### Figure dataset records
--- --- ---

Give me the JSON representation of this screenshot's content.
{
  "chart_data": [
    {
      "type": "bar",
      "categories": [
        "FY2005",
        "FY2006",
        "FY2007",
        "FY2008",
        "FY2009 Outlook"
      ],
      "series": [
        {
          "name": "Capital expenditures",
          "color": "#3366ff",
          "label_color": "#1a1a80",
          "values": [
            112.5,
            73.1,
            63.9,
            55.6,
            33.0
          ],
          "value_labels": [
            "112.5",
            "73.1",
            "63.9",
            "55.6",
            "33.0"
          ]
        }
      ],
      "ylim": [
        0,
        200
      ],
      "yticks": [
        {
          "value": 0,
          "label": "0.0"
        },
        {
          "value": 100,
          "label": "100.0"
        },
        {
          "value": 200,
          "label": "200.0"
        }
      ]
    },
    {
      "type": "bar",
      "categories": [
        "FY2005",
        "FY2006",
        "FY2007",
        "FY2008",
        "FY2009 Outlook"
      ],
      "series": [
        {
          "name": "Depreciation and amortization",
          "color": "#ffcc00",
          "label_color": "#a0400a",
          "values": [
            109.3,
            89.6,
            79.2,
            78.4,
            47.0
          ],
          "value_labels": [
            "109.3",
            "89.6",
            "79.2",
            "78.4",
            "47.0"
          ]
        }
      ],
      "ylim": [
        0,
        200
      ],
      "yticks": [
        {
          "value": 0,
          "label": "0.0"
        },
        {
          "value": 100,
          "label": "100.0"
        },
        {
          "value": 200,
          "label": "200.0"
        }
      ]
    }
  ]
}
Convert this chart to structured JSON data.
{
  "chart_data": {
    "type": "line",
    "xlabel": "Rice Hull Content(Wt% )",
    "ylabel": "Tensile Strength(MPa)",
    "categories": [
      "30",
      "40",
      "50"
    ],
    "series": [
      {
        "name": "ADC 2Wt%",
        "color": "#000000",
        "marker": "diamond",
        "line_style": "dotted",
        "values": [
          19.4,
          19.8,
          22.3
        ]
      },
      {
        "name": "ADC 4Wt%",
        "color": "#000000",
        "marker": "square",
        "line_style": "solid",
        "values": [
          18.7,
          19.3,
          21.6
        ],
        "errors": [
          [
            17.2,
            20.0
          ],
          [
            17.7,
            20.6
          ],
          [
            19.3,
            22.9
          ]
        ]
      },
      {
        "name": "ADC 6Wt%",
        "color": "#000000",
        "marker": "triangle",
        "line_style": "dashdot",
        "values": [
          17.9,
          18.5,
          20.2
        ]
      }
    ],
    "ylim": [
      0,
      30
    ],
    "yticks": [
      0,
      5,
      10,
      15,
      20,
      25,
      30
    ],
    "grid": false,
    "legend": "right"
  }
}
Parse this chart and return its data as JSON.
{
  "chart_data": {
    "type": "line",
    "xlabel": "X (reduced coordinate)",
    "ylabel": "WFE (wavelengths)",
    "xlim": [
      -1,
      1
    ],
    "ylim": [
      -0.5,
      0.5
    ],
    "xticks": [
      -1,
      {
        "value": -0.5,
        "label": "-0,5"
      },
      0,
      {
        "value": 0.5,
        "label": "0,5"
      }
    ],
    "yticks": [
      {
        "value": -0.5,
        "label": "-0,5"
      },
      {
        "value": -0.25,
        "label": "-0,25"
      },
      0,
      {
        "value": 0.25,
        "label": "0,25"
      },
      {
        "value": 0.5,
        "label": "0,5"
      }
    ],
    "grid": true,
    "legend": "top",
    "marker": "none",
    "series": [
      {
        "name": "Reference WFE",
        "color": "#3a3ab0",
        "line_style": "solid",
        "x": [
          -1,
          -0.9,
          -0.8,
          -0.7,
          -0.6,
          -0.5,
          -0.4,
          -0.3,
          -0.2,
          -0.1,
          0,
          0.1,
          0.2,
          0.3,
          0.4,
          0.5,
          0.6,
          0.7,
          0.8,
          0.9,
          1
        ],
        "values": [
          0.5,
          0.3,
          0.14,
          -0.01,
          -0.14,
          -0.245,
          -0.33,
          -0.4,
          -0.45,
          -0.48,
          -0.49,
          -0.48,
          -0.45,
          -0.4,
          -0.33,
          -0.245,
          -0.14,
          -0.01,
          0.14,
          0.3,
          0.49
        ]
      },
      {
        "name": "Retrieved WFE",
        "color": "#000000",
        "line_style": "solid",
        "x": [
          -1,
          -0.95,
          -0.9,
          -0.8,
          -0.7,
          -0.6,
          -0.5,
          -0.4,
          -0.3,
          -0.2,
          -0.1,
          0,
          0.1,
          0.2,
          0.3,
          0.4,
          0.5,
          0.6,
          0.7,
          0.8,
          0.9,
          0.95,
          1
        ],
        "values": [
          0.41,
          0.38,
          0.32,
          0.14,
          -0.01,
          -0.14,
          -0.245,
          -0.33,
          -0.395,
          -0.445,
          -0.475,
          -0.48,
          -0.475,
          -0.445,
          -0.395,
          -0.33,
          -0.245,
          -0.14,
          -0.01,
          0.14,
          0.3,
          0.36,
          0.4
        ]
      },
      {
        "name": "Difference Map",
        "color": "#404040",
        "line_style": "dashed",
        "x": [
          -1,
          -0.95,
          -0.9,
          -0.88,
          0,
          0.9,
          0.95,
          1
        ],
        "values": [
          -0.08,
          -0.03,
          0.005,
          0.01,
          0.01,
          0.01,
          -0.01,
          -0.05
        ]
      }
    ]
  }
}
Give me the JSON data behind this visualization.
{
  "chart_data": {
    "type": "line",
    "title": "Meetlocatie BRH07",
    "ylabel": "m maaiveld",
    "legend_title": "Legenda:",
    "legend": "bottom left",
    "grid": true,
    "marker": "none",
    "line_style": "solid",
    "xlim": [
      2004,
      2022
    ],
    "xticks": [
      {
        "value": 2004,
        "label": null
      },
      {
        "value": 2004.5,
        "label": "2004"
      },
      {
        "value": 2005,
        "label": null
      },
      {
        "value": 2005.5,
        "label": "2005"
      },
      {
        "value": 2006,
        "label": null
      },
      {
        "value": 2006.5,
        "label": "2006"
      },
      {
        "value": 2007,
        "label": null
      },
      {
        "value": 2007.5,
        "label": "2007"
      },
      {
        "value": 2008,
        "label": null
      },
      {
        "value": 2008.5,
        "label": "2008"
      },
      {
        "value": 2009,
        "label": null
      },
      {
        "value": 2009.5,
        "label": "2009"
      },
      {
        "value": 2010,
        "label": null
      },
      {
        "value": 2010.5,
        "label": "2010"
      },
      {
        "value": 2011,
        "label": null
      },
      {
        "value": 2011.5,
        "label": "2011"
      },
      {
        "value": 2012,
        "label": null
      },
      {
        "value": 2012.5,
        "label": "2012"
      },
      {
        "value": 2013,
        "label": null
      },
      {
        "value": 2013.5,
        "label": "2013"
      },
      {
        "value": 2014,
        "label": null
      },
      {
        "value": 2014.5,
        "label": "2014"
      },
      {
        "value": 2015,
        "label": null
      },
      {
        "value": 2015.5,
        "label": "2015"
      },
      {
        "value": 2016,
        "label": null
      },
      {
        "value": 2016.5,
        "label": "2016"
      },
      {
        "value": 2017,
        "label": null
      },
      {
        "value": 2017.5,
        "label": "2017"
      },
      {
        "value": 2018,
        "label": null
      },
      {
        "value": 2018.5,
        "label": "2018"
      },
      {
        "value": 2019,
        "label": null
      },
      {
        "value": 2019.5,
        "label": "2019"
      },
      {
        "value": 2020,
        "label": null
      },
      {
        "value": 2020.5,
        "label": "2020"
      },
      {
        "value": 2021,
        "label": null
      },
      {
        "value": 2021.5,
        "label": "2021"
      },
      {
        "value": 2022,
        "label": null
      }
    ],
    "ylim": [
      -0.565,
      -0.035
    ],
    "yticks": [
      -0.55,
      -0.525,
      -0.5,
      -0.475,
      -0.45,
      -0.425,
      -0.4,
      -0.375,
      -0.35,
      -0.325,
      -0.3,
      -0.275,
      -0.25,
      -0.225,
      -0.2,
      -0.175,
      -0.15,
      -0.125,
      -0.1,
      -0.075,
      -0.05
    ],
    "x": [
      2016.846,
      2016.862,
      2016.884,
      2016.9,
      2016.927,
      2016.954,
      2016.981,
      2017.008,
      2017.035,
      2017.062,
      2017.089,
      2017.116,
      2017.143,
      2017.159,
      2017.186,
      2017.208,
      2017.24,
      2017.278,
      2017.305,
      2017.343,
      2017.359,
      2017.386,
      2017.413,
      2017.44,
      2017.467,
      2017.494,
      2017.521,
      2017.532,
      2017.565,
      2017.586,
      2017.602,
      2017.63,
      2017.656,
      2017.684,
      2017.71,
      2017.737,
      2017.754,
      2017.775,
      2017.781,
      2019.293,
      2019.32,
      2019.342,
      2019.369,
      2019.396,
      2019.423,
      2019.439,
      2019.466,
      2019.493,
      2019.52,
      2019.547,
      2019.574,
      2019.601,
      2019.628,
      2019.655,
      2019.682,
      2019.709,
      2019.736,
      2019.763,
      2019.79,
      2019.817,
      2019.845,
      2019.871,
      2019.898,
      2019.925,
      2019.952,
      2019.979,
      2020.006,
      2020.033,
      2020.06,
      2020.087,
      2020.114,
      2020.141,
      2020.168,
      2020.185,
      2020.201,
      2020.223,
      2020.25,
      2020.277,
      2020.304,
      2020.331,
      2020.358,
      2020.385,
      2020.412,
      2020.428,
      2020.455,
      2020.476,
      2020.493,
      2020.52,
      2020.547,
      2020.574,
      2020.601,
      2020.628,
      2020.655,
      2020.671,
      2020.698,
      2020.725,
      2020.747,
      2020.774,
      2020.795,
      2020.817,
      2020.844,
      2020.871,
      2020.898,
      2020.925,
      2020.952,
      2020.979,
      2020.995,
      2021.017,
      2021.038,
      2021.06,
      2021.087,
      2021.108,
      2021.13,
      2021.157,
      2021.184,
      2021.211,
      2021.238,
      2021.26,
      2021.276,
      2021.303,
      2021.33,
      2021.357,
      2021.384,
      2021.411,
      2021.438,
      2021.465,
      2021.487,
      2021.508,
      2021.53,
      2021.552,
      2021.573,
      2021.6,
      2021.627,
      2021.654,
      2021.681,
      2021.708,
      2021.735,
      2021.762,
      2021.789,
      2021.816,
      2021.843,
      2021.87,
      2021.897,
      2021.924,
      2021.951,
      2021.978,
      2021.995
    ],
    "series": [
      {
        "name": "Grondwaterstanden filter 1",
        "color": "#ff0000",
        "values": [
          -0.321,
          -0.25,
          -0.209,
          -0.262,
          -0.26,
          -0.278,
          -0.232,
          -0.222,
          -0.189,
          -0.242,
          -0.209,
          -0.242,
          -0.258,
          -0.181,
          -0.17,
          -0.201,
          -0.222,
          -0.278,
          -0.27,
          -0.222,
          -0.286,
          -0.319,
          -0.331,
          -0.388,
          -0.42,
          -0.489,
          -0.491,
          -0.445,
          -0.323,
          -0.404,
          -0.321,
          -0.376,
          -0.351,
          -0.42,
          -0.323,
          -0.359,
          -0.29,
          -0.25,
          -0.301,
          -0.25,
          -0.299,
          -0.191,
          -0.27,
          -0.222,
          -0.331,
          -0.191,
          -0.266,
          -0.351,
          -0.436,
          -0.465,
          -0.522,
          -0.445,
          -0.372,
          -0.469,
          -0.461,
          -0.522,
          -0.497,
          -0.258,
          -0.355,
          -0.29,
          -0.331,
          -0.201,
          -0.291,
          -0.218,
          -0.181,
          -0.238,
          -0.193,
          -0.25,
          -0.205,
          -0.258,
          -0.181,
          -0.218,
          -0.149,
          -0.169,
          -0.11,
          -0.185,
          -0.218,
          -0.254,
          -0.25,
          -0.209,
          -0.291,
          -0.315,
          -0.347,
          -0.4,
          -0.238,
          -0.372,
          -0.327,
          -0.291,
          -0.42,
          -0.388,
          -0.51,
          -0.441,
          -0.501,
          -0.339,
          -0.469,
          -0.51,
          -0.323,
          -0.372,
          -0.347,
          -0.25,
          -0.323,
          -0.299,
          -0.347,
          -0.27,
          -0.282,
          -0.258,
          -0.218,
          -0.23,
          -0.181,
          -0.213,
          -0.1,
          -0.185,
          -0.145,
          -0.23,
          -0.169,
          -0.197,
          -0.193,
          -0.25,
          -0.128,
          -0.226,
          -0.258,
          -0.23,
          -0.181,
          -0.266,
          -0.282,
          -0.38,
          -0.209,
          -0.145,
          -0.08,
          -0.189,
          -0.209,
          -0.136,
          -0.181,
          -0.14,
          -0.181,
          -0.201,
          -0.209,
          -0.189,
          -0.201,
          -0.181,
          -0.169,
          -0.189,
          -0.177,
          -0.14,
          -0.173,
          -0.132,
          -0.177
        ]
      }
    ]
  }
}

--- --- ---

### Instruction
How many lines in these entries contain the string "name"? State the number and nothing more.

### Answer
9